Work to do:
Write the listing below out again exactly, dropping the images.

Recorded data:
Begin

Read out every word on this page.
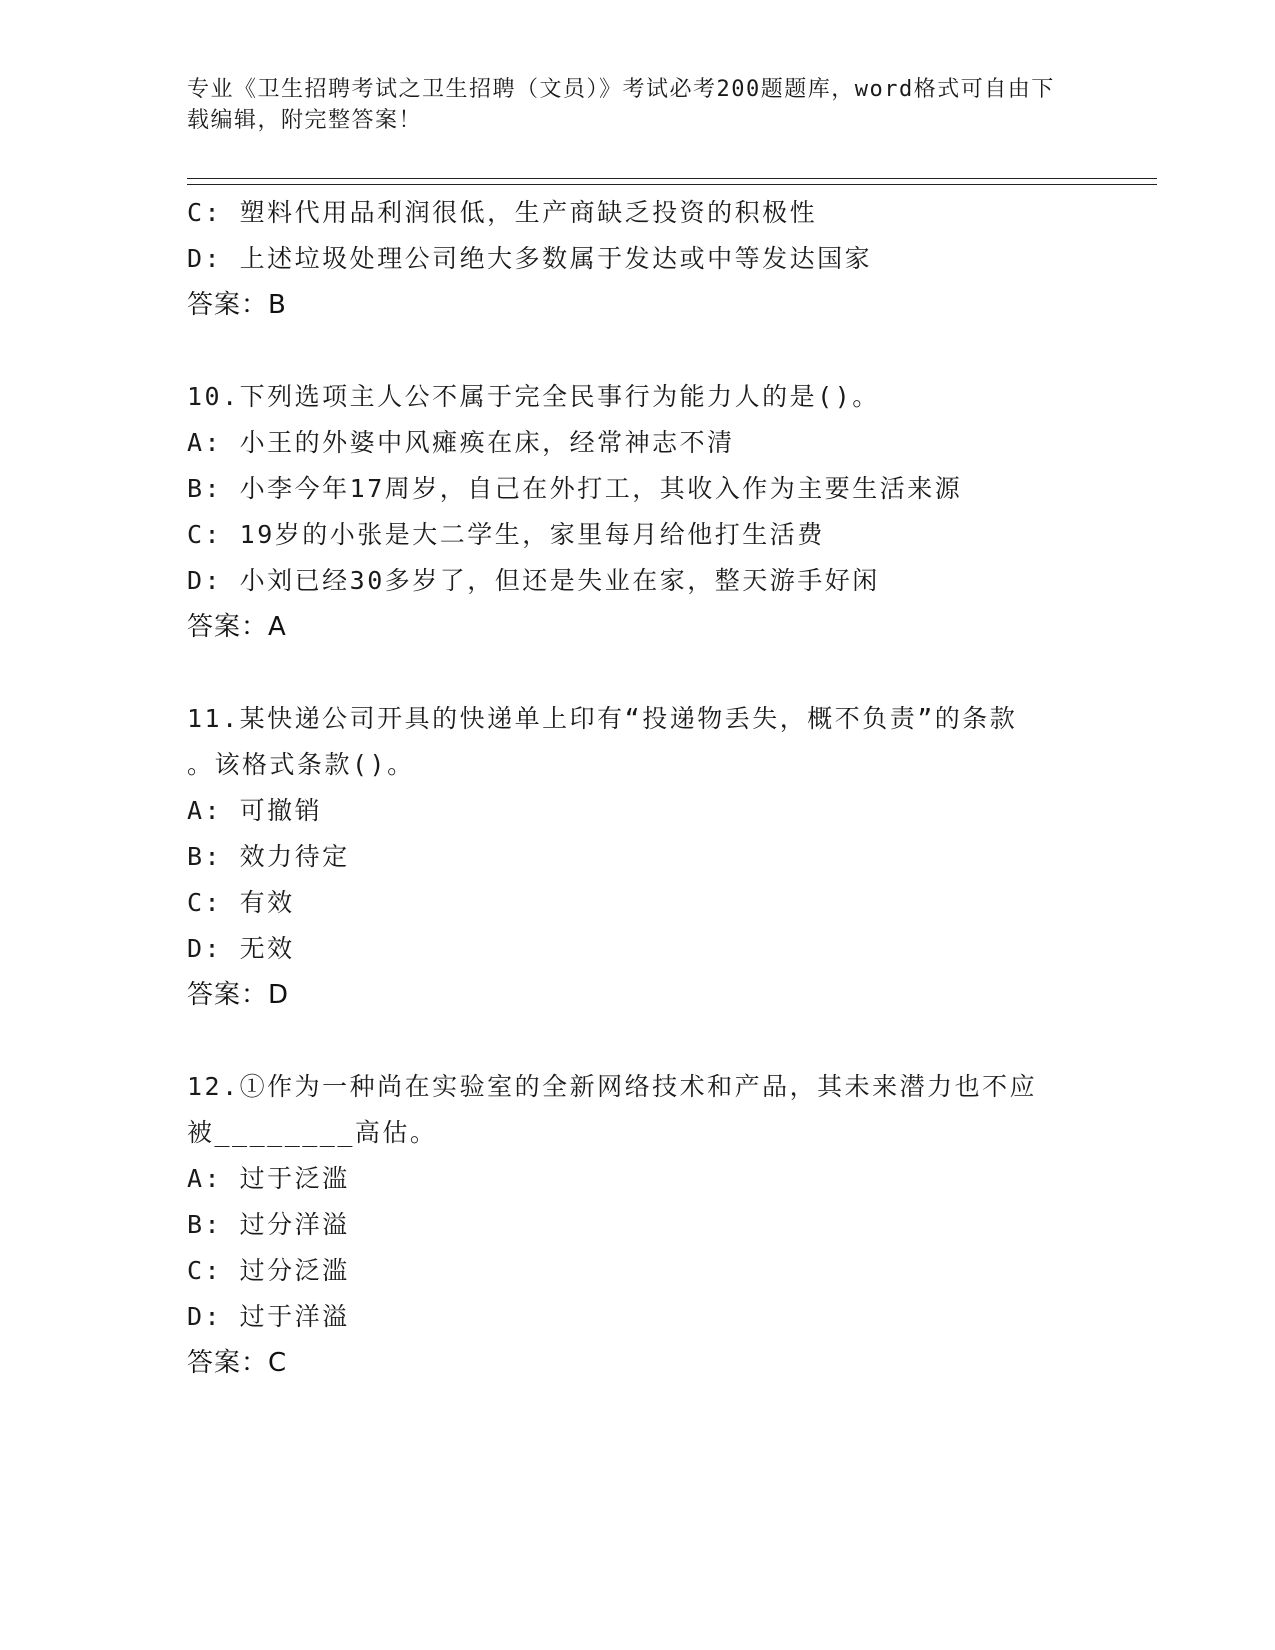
专业《卫生招聘考试之卫生招聘（文员）》考试必考200题题库，word格式可自由下载编辑，附完整答案！
C: 塑料代用品利润很低，生产商缺乏投资的积极性
D: 上述垃圾处理公司绝大多数属于发达或中等发达国家
答案：B
10.下列选项主人公不属于完全民事行为能力人的是()。
A: 小王的外婆中风瘫痪在床，经常神志不清
B: 小李今年17周岁，自己在外打工，其收入作为主要生活来源
C: 19岁的小张是大二学生，家里每月给他打生活费
D: 小刘已经30多岁了，但还是失业在家，整天游手好闲
答案：A
11.某快递公司开具的快递单上印有“投递物丢失，概不负责”的条款
。该格式条款()。
A: 可撤销
B: 效力待定
C: 有效
D: 无效
答案：D
12.①作为一种尚在实验室的全新网络技术和产品，其未来潜力也不应
被________高估。
A: 过于泛滥
B: 过分洋溢
C: 过分泛滥
D: 过于洋溢
答案：C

End

Written answer:
Read out every word on this page.
专业《卫生招聘考试之卫生招聘（文员）》考试必考200题题库，word格式可自由下载编辑，附完整答案！
C: 塑料代用品利润很低，生产商缺乏投资的积极性
D: 上述垃圾处理公司绝大多数属于发达或中等发达国家
答案：B
10.下列选项主人公不属于完全民事行为能力人的是()。
A: 小王的外婆中风瘫痪在床，经常神志不清
B: 小李今年17周岁，自己在外打工，其收入作为主要生活来源
C: 19岁的小张是大二学生，家里每月给他打生活费
D: 小刘已经30多岁了，但还是失业在家，整天游手好闲
答案：A
11.某快递公司开具的快递单上印有“投递物丢失，概不负责”的条款
。该格式条款()。
A: 可撤销
B: 效力待定
C: 有效
D: 无效
答案：D
12.①作为一种尚在实验室的全新网络技术和产品，其未来潜力也不应
被________高估。
A: 过于泛滥
B: 过分洋溢
C: 过分泛滥
D: 过于洋溢
答案：C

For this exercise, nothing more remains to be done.